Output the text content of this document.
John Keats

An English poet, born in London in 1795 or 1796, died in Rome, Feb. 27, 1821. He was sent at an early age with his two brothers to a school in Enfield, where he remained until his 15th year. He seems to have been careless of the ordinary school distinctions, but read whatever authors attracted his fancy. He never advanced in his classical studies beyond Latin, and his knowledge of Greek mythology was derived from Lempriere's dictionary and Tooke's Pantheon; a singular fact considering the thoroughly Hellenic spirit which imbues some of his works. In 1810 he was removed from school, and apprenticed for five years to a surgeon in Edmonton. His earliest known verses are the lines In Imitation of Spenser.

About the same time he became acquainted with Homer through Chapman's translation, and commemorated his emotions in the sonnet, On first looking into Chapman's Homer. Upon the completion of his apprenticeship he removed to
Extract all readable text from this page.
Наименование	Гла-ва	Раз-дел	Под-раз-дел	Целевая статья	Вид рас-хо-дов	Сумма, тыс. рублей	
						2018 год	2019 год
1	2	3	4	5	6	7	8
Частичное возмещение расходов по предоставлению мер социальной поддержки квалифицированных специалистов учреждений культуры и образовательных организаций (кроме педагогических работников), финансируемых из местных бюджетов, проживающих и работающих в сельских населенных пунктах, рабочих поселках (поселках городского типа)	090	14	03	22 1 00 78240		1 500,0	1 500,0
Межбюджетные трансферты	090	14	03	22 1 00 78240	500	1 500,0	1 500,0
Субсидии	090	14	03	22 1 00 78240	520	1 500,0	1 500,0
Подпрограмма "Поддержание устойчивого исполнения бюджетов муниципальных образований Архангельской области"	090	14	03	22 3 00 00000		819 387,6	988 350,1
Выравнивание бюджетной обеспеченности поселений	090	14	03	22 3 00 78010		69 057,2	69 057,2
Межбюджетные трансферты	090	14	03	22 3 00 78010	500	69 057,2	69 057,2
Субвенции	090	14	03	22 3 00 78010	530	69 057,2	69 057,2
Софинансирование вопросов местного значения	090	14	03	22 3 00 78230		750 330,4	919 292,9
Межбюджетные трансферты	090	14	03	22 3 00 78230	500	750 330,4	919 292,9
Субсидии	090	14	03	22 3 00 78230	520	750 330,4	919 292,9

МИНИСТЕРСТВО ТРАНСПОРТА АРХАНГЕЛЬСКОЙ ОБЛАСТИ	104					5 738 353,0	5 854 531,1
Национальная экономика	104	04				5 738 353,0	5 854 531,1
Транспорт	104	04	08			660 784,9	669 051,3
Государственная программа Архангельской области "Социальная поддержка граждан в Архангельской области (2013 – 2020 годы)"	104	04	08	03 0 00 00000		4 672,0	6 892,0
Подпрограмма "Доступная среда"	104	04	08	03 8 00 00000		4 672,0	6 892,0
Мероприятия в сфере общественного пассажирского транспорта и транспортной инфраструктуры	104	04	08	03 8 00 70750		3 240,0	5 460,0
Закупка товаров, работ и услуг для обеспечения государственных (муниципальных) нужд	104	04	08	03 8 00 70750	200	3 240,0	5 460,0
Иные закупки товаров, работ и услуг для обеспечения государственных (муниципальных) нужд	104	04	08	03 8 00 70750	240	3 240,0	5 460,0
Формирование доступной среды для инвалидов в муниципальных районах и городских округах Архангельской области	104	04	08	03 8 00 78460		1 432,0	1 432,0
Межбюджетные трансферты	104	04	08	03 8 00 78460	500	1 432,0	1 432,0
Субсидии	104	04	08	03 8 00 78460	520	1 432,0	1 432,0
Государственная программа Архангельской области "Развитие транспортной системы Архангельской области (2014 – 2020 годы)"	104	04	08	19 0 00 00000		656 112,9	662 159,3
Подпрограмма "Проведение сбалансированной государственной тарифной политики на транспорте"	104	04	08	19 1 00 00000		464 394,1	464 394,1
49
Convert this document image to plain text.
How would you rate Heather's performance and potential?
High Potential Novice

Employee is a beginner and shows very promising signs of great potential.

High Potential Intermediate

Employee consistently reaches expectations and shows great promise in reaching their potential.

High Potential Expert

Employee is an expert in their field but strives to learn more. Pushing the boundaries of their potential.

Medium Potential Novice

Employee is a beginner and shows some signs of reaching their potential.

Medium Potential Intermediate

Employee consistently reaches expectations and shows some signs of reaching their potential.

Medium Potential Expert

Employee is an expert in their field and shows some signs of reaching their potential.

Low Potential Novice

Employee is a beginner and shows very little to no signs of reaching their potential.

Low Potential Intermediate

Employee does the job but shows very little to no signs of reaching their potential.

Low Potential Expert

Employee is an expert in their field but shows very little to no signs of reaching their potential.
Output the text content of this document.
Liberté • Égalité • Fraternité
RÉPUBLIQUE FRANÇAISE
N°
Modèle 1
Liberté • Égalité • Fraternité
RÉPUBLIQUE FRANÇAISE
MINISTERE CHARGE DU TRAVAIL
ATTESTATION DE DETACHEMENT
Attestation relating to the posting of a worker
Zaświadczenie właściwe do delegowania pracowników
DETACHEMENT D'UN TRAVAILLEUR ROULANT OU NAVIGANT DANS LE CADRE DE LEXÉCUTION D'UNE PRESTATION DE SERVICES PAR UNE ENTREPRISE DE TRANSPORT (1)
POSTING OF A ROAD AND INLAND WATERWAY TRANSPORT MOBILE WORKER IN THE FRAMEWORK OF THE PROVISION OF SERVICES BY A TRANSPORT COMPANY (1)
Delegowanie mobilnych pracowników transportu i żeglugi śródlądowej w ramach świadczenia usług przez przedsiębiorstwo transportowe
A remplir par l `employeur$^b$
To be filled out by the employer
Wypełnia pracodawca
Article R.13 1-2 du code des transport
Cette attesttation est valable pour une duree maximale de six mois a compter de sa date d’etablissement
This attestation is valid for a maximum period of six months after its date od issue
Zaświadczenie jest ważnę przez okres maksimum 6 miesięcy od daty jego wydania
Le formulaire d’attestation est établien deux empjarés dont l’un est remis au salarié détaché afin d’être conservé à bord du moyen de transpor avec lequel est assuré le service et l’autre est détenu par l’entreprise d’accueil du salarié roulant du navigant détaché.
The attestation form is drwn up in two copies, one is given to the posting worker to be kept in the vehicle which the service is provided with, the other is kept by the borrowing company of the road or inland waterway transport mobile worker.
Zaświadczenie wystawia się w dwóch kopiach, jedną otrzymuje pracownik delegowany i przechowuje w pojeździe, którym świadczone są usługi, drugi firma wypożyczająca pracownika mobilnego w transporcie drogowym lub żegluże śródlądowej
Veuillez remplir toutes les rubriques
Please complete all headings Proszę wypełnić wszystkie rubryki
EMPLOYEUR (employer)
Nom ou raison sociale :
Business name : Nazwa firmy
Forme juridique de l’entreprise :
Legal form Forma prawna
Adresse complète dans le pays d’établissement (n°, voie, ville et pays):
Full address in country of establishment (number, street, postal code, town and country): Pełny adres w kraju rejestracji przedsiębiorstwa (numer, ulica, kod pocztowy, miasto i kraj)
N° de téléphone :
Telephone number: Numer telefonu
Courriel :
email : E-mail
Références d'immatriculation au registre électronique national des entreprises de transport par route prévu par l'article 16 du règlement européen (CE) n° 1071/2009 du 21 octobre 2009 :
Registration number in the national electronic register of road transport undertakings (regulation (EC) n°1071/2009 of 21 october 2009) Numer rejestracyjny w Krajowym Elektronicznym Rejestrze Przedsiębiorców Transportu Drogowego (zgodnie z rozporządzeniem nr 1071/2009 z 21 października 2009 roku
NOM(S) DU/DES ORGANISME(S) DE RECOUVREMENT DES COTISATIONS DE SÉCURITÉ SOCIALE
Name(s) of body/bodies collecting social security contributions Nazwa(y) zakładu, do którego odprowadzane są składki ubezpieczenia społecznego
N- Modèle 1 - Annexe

++++++++++++++++++++

Task description -
Return all lines with the word "Nazwa" in them.

Task answer -
Business name : Nazwa firmy
Name(s) of body/bodies collecting social security contributions Nazwa(y) zakładu, do którego odprowadzane są składki ubezpieczenia społecznego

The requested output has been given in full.